-- START OF DATASET EXCERPTS --

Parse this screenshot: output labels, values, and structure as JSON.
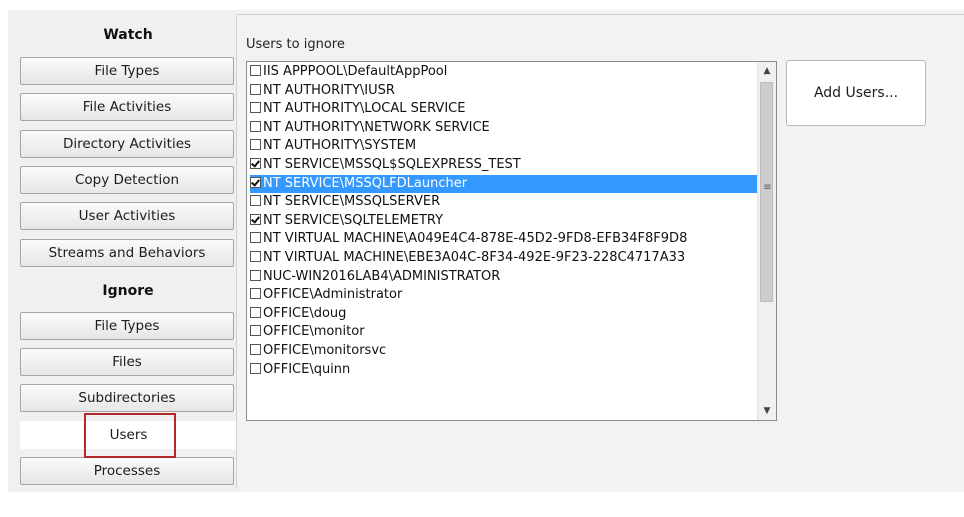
{
  "sidebar": {
    "watch_label": "Watch",
    "watch_items": [
      {
        "label": "File Types"
      },
      {
        "label": "File Activities"
      },
      {
        "label": "Directory Activities"
      },
      {
        "label": "Copy Detection"
      },
      {
        "label": "User Activities"
      },
      {
        "label": "Streams and Behaviors"
      }
    ],
    "ignore_label": "Ignore",
    "ignore_items": [
      {
        "label": "File Types"
      },
      {
        "label": "Files"
      },
      {
        "label": "Subdirectories"
      },
      {
        "label": "Users",
        "selected": true
      },
      {
        "label": "Processes"
      }
    ]
  },
  "main": {
    "title": "Users to ignore",
    "add_button_label": "Add Users...",
    "users": [
      {
        "name": "IIS APPPOOL\\DefaultAppPool",
        "checked": false
      },
      {
        "name": "NT AUTHORITY\\IUSR",
        "checked": false
      },
      {
        "name": "NT AUTHORITY\\LOCAL SERVICE",
        "checked": false
      },
      {
        "name": "NT AUTHORITY\\NETWORK SERVICE",
        "checked": false
      },
      {
        "name": "NT AUTHORITY\\SYSTEM",
        "checked": false
      },
      {
        "name": "NT SERVICE\\MSSQL$SQLEXPRESS_TEST",
        "checked": true
      },
      {
        "name": "NT SERVICE\\MSSQLFDLauncher",
        "checked": true,
        "selected": true
      },
      {
        "name": "NT SERVICE\\MSSQLSERVER",
        "checked": false
      },
      {
        "name": "NT SERVICE\\SQLTELEMETRY",
        "checked": true
      },
      {
        "name": "NT VIRTUAL MACHINE\\A049E4C4-878E-45D2-9FD8-EFB34F8F9D8",
        "checked": false
      },
      {
        "name": "NT VIRTUAL MACHINE\\EBE3A04C-8F34-492E-9F23-228C4717A33",
        "checked": false
      },
      {
        "name": "NUC-WIN2016LAB4\\ADMINISTRATOR",
        "checked": false
      },
      {
        "name": "OFFICE\\Administrator",
        "checked": false
      },
      {
        "name": "OFFICE\\doug",
        "checked": false
      },
      {
        "name": "OFFICE\\monitor",
        "checked": false
      },
      {
        "name": "OFFICE\\monitorsvc",
        "checked": false
      },
      {
        "name": "OFFICE\\quinn",
        "checked": false
      }
    ],
    "scrollbar": {
      "up_icon": "▲",
      "down_icon": "▼",
      "grip_icon": "≡"
    }
  },
  "colors": {
    "selection": "#3399ff",
    "highlight_border": "#b32929"
  }
}
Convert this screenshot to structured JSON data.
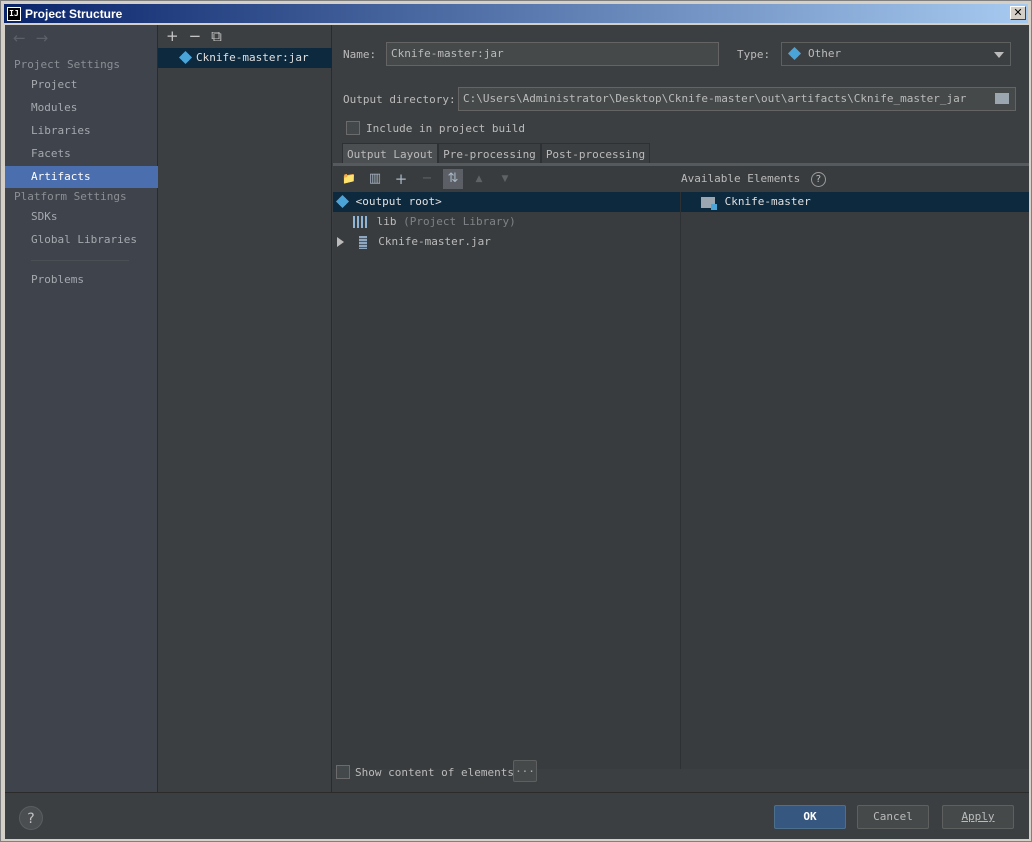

-- END OF DATASET EXCERPTS --

**STATED PROBLEM:**
Using the records above, retype everything exactly except the pictures.

**THE COMPLETED TASK:**
Parse this screenshot: output labels, values, and structure as JSON.
{
  "sidebar": {
    "watch_label": "Watch",
    "watch_items": [
      {
        "label": "File Types"
      },
      {
        "label": "File Activities"
      },
      {
        "label": "Directory Activities"
      },
      {
        "label": "Copy Detection"
      },
      {
        "label": "User Activities"
      },
      {
        "label": "Streams and Behaviors"
      }
    ],
    "ignore_label": "Ignore",
    "ignore_items": [
      {
        "label": "File Types"
      },
      {
        "label": "Files"
      },
      {
        "label": "Subdirectories"
      },
      {
        "label": "Users",
        "selected": true
      },
      {
        "label": "Processes"
      }
    ]
  },
  "main": {
    "title": "Users to ignore",
    "add_button_label": "Add Users...",
    "users": [
      {
        "name": "IIS APPPOOL\\DefaultAppPool",
        "checked": false
      },
      {
        "name": "NT AUTHORITY\\IUSR",
        "checked": false
      },
      {
        "name": "NT AUTHORITY\\LOCAL SERVICE",
        "checked": false
      },
      {
        "name": "NT AUTHORITY\\NETWORK SERVICE",
        "checked": false
      },
      {
        "name": "NT AUTHORITY\\SYSTEM",
        "checked": false
      },
      {
        "name": "NT SERVICE\\MSSQL$SQLEXPRESS_TEST",
        "checked": true
      },
      {
        "name": "NT SERVICE\\MSSQLFDLauncher",
        "checked": true,
        "selected": true
      },
      {
        "name": "NT SERVICE\\MSSQLSERVER",
        "checked": false
      },
      {
        "name": "NT SERVICE\\SQLTELEMETRY",
        "checked": true
      },
      {
        "name": "NT VIRTUAL MACHINE\\A049E4C4-878E-45D2-9FD8-EFB34F8F9D8",
        "checked": false
      },
      {
        "name": "NT VIRTUAL MACHINE\\EBE3A04C-8F34-492E-9F23-228C4717A33",
        "checked": false
      },
      {
        "name": "NUC-WIN2016LAB4\\ADMINISTRATOR",
        "checked": false
      },
      {
        "name": "OFFICE\\Administrator",
        "checked": false
      },
      {
        "name": "OFFICE\\doug",
        "checked": false
      },
      {
        "name": "OFFICE\\monitor",
        "checked": false
      },
      {
        "name": "OFFICE\\monitorsvc",
        "checked": false
      },
      {
        "name": "OFFICE\\quinn",
        "checked": false
      }
    ],
    "scrollbar": {
      "up_icon": "▲",
      "down_icon": "▼",
      "grip_icon": "≡"
    }
  },
  "colors": {
    "selection": "#3399ff",
    "highlight_border": "#b32929"
  }
}
Convert this screenshot to structured JSON data.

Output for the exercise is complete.